Collection entries
_ _ _ _ _

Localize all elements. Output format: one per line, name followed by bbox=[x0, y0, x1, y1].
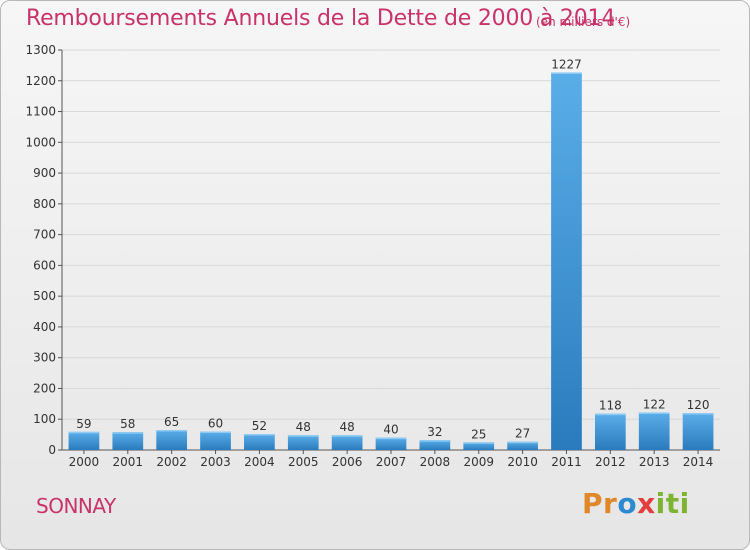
bar-highlight bbox=[112, 432, 144, 434]
bar-highlight bbox=[419, 440, 451, 442]
y-tick-label: 800 bbox=[33, 197, 56, 211]
y-tick-label: 600 bbox=[33, 258, 56, 272]
bar-2004 bbox=[244, 434, 275, 450]
y-tick-label: 400 bbox=[33, 320, 56, 334]
value-label: 65 bbox=[164, 415, 179, 429]
y-tick-label: 0 bbox=[48, 443, 56, 457]
x-tick-label: 2010 bbox=[507, 455, 538, 469]
value-label: 59 bbox=[76, 417, 91, 431]
bar-2011 bbox=[551, 72, 582, 450]
value-label: 40 bbox=[383, 423, 398, 437]
bar-highlight bbox=[375, 437, 407, 440]
bar-2009 bbox=[463, 442, 495, 450]
x-tick-label: 2013 bbox=[639, 455, 670, 469]
bar-2002 bbox=[156, 430, 188, 450]
bar-2006 bbox=[331, 435, 363, 450]
x-tick-label: 2008 bbox=[420, 455, 451, 469]
x-tick-label: 2014 bbox=[683, 455, 714, 469]
bar-highlight bbox=[551, 72, 582, 74]
value-label: 27 bbox=[515, 427, 530, 441]
bar-highlight bbox=[682, 413, 714, 415]
bar-2000 bbox=[68, 431, 100, 450]
bar-2014 bbox=[682, 413, 714, 450]
bars bbox=[68, 72, 714, 450]
bar-2013 bbox=[638, 412, 670, 450]
bar-2005 bbox=[287, 435, 319, 450]
bar-2008 bbox=[419, 440, 451, 450]
value-label: 1227 bbox=[551, 57, 582, 71]
y-tick-label: 100 bbox=[33, 412, 56, 426]
x-tick-label: 2009 bbox=[463, 455, 494, 469]
y-tick-label: 700 bbox=[33, 228, 56, 242]
x-tick-label: 2001 bbox=[113, 455, 144, 469]
value-label: 122 bbox=[643, 397, 666, 411]
proxiti-logo[interactable]: Proxiti bbox=[582, 487, 690, 520]
value-label: 32 bbox=[427, 425, 442, 439]
y-tick-label: 1300 bbox=[25, 43, 56, 57]
axes bbox=[58, 49, 720, 454]
y-tick-label: 300 bbox=[33, 351, 56, 365]
value-label: 60 bbox=[208, 417, 223, 431]
value-label: 48 bbox=[296, 420, 311, 434]
bar-2001 bbox=[112, 432, 144, 450]
value-label: 25 bbox=[471, 427, 486, 441]
y-tick-label: 900 bbox=[33, 166, 56, 180]
bar-highlight bbox=[68, 431, 100, 434]
x-tick-label: 2012 bbox=[595, 455, 626, 469]
x-tick-label: 2002 bbox=[156, 455, 187, 469]
y-tick-label: 1200 bbox=[25, 74, 56, 88]
bar-highlight bbox=[638, 412, 670, 414]
x-tick-label: 2011 bbox=[551, 455, 582, 469]
x-tick-label: 2007 bbox=[376, 455, 407, 469]
bar-2003 bbox=[200, 431, 231, 450]
x-tick-label: 2005 bbox=[288, 455, 319, 469]
grid-lines bbox=[62, 49, 720, 420]
bar-highlight bbox=[507, 441, 538, 444]
y-tick-label: 1100 bbox=[25, 105, 56, 119]
bar-2010 bbox=[507, 441, 538, 450]
value-label: 58 bbox=[120, 417, 135, 431]
labels: 0 100 200 300 400 500 600 700 800 900 1000 1100 1200… bbox=[25, 43, 713, 469]
y-tick-label: 1000 bbox=[25, 135, 56, 149]
value-label: 52 bbox=[252, 419, 267, 433]
x-tick-label: 2006 bbox=[332, 455, 363, 469]
bar-highlight bbox=[244, 434, 275, 436]
x-tick-label: 2000 bbox=[69, 455, 100, 469]
bar-highlight bbox=[156, 430, 188, 432]
bar-highlight bbox=[200, 431, 231, 434]
chart-subtitle: (en milliers d'€) bbox=[536, 15, 631, 29]
value-label: 120 bbox=[687, 398, 710, 412]
town-name: SONNAY bbox=[36, 494, 116, 518]
bar-highlight bbox=[287, 435, 319, 437]
y-tick-label: 200 bbox=[33, 381, 56, 395]
x-tick-label: 2003 bbox=[200, 455, 231, 469]
bar-highlight bbox=[331, 435, 363, 437]
value-label: 48 bbox=[339, 420, 354, 434]
value-label: 118 bbox=[599, 399, 622, 413]
bar-highlight bbox=[463, 442, 495, 444]
y-tick-label: 500 bbox=[33, 289, 56, 303]
bar-2007 bbox=[375, 437, 407, 450]
x-tick-label: 2004 bbox=[244, 455, 275, 469]
chart-title: Remboursements Annuels de la Dette de 20… bbox=[26, 6, 616, 31]
bar-2012 bbox=[594, 413, 626, 450]
bar-highlight bbox=[594, 413, 626, 416]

_ _ _ _ _

_Work to be completed_
Update the lines starting at the one that contains "bar-highlight bbox=[112, 432, 144, 434]" and ending at the one that contains "value-label: 1227 bbox=[551, 57, 582, 71]", replacing "value-label" with "data-label" wherever it occurs and keeping everything else unchanged. Give back only those lines.

_Finished exercise_
bar-highlight bbox=[112, 432, 144, 434]
bar-highlight bbox=[419, 440, 451, 442]
y-tick-label: 800 bbox=[33, 197, 56, 211]
y-tick-label: 600 bbox=[33, 258, 56, 272]
bar-2004 bbox=[244, 434, 275, 450]
y-tick-label: 400 bbox=[33, 320, 56, 334]
data-label: 65 bbox=[164, 415, 179, 429]
y-tick-label: 0 bbox=[48, 443, 56, 457]
x-tick-label: 2010 bbox=[507, 455, 538, 469]
data-label: 59 bbox=[76, 417, 91, 431]
bar-2011 bbox=[551, 72, 582, 450]
data-label: 40 bbox=[383, 423, 398, 437]
bar-highlight bbox=[375, 437, 407, 440]
bar-2009 bbox=[463, 442, 495, 450]
x-tick-label: 2013 bbox=[639, 455, 670, 469]
bar-2002 bbox=[156, 430, 188, 450]
bar-2006 bbox=[331, 435, 363, 450]
x-tick-label: 2008 bbox=[420, 455, 451, 469]
x-tick-label: 2014 bbox=[683, 455, 714, 469]
bar-highlight bbox=[551, 72, 582, 74]
data-label: 27 bbox=[515, 427, 530, 441]
bar-highlight bbox=[682, 413, 714, 415]
bar-2000 bbox=[68, 431, 100, 450]
bar-2014 bbox=[682, 413, 714, 450]
bars bbox=[68, 72, 714, 450]
bar-2013 bbox=[638, 412, 670, 450]
bar-2005 bbox=[287, 435, 319, 450]
bar-2008 bbox=[419, 440, 451, 450]
data-label: 1227 bbox=[551, 57, 582, 71]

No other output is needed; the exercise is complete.